Text:
Use Weights & Biases Services

Use the Weights & Biases (W&B) Weave service for tracing and monitoring your LLM apps.

Overview

deepset Cloud integrates with the W&B Weave, a powerful tool for tracking and evaluating LLM-based applications. After connecting deepset Cloud to W&B with your W&B API key, you can add the WeaveConnector component to your pipelines. This component collects your pipeline's traces and sends them to W&B for analysis.

Prerequisites

You need an API key from Weights & Biases. For details, see the the W&B Weave documentation.

Use W&B Weave

First, connect deepset Cloud to Weights & Biases through the Connections page:

  1. Click your initials in the top right corner and select Connections.

  2. Click Connect next to the provider.

  3. Enter your API key and submit it.

Then, add the WeaveConnector component to your pipeline, but do not connect it to any other component. Simply set the pipeline_name parameter in WeaveConnectorto your pipeline's name—that's all you need to do. The value you provide for pipeline_name will be used as the name of your Weave tracing project in W&B. Using a pipeline name helps you easily identify which pipeline the traces belong to, especially when managing multiple projects.

Usage Examples

This is an example of a RAG pipeline with WeaveConnector. The component is in the pipeline, but it's not connected to any other component. That's enough to send the pipeline traces to Weights & Biases:

components:
  chat_summary_prompt_builder:
    type: haystack.components.builders.prompt_builder.PromptBuilder
    init_parameters:
      template: |-
        You are part of a chatbot.

Study material:
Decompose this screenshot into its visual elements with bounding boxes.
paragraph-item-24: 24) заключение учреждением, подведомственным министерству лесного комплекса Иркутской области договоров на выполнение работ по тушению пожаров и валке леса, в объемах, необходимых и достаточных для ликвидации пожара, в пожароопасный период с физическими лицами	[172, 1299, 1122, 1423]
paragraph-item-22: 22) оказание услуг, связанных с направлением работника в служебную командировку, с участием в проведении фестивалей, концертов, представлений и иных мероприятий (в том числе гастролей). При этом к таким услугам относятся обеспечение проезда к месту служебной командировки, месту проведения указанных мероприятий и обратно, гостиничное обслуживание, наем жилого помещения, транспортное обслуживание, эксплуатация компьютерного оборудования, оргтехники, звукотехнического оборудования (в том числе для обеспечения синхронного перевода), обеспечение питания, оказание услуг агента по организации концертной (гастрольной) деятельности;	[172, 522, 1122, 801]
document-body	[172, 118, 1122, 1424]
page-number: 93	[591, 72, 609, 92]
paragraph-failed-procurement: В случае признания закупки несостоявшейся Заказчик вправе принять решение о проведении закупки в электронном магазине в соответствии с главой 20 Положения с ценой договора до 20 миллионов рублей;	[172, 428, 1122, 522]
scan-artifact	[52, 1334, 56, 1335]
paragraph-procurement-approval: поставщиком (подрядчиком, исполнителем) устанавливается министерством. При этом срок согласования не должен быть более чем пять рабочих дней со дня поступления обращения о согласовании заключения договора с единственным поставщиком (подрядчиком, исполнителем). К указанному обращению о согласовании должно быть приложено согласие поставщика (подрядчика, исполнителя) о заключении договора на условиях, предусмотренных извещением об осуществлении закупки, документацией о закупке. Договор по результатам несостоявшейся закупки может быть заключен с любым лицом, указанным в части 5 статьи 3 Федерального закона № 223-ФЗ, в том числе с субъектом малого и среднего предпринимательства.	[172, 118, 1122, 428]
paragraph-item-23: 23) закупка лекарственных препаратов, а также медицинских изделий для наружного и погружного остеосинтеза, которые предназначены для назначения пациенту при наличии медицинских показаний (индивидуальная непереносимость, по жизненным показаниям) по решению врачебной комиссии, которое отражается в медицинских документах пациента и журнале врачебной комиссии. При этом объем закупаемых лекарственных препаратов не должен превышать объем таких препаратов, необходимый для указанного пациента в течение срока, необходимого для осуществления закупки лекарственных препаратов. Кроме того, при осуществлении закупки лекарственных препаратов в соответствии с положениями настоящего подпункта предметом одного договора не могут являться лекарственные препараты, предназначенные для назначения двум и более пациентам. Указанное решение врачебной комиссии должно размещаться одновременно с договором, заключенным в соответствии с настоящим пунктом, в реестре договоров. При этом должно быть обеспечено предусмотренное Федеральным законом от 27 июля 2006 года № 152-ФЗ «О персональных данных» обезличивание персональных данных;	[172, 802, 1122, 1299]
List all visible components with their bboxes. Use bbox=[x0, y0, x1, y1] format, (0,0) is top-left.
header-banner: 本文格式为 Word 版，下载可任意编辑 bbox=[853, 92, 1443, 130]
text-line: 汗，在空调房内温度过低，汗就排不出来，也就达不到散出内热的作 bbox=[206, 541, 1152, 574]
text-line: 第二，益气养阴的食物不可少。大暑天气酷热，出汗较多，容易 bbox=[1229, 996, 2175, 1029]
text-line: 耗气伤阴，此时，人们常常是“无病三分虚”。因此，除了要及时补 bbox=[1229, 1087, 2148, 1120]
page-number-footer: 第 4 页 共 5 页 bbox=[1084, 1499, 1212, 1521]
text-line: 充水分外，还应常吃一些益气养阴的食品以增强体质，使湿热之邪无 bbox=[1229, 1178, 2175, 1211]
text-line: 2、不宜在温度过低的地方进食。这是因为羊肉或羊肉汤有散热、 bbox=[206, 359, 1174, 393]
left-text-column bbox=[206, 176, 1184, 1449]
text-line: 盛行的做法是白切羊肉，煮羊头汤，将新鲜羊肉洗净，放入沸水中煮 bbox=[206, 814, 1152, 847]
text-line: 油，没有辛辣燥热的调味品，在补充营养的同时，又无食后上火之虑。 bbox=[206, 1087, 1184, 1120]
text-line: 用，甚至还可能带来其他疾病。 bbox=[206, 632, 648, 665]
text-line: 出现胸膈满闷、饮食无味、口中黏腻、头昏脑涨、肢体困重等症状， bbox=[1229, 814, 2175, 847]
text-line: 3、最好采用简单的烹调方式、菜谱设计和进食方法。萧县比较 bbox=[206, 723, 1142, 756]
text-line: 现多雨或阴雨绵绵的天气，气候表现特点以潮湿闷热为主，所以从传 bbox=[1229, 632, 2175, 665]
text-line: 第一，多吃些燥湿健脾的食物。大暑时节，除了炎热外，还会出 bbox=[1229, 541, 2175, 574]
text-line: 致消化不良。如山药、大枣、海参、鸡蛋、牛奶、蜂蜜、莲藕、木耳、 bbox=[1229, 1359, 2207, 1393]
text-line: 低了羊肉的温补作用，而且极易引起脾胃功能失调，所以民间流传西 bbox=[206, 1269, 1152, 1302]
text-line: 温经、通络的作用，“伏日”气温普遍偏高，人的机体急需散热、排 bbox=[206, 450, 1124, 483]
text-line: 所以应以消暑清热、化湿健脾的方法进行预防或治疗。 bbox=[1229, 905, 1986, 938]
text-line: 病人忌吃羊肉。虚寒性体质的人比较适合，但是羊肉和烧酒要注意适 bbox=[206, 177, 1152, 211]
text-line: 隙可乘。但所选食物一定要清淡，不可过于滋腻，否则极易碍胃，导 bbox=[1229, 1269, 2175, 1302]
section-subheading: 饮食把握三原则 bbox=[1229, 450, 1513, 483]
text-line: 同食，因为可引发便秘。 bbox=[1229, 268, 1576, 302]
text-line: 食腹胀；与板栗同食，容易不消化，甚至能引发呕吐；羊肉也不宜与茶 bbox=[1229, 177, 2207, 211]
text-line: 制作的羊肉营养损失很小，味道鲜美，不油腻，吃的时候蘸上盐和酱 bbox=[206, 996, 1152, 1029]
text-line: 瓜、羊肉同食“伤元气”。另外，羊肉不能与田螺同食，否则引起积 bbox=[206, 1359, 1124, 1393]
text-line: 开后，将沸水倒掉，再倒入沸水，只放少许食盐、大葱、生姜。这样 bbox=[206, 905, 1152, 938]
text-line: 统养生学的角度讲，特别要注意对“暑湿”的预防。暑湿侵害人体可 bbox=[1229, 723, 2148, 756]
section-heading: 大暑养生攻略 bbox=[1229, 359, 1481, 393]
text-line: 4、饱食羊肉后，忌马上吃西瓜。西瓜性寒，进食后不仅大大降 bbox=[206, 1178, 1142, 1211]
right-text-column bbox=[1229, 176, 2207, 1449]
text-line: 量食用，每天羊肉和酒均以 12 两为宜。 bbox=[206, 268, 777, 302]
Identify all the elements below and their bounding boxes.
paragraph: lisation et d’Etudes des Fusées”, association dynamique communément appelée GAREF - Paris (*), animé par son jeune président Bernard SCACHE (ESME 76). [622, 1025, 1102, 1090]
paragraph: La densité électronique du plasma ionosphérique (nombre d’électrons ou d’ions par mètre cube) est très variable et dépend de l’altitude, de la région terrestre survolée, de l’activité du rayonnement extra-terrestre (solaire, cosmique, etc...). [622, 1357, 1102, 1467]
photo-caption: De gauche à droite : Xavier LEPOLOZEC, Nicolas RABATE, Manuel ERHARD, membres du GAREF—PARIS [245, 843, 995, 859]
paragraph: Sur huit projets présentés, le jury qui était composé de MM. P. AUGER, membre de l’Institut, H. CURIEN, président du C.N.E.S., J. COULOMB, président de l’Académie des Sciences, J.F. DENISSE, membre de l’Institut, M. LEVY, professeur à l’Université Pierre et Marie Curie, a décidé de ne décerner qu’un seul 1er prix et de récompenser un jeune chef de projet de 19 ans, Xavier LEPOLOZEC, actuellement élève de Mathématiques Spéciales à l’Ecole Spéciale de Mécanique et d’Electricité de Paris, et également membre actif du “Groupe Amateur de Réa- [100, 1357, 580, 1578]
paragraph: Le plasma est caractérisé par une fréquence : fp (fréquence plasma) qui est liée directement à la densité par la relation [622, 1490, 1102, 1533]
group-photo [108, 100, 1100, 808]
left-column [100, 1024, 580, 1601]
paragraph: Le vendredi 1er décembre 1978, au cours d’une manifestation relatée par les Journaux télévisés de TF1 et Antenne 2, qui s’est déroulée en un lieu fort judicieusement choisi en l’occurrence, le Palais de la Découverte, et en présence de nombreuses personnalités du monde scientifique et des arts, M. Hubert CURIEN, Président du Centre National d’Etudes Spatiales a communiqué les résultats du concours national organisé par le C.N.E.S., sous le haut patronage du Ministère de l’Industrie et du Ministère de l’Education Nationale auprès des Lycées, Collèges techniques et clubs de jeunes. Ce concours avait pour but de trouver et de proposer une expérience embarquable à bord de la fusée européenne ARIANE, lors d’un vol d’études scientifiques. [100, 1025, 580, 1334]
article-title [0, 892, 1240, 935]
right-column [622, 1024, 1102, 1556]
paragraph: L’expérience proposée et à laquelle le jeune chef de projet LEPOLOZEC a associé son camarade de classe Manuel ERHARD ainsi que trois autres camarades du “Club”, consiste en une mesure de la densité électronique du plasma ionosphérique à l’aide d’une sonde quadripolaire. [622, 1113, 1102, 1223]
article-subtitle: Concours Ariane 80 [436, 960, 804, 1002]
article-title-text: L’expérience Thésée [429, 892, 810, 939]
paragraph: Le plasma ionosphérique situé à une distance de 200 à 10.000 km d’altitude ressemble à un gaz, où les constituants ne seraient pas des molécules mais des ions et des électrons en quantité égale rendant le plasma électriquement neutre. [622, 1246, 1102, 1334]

Action item: Write out, word for word, the part of the Weights & Biases page that begins at the words "First, connect deepset" and stops after "and select Connections.".

Worked solution:
First, connect deepset Cloud to Weights & Biases through the Connections page:

  1. Click your initials in the top right corner and select Connections.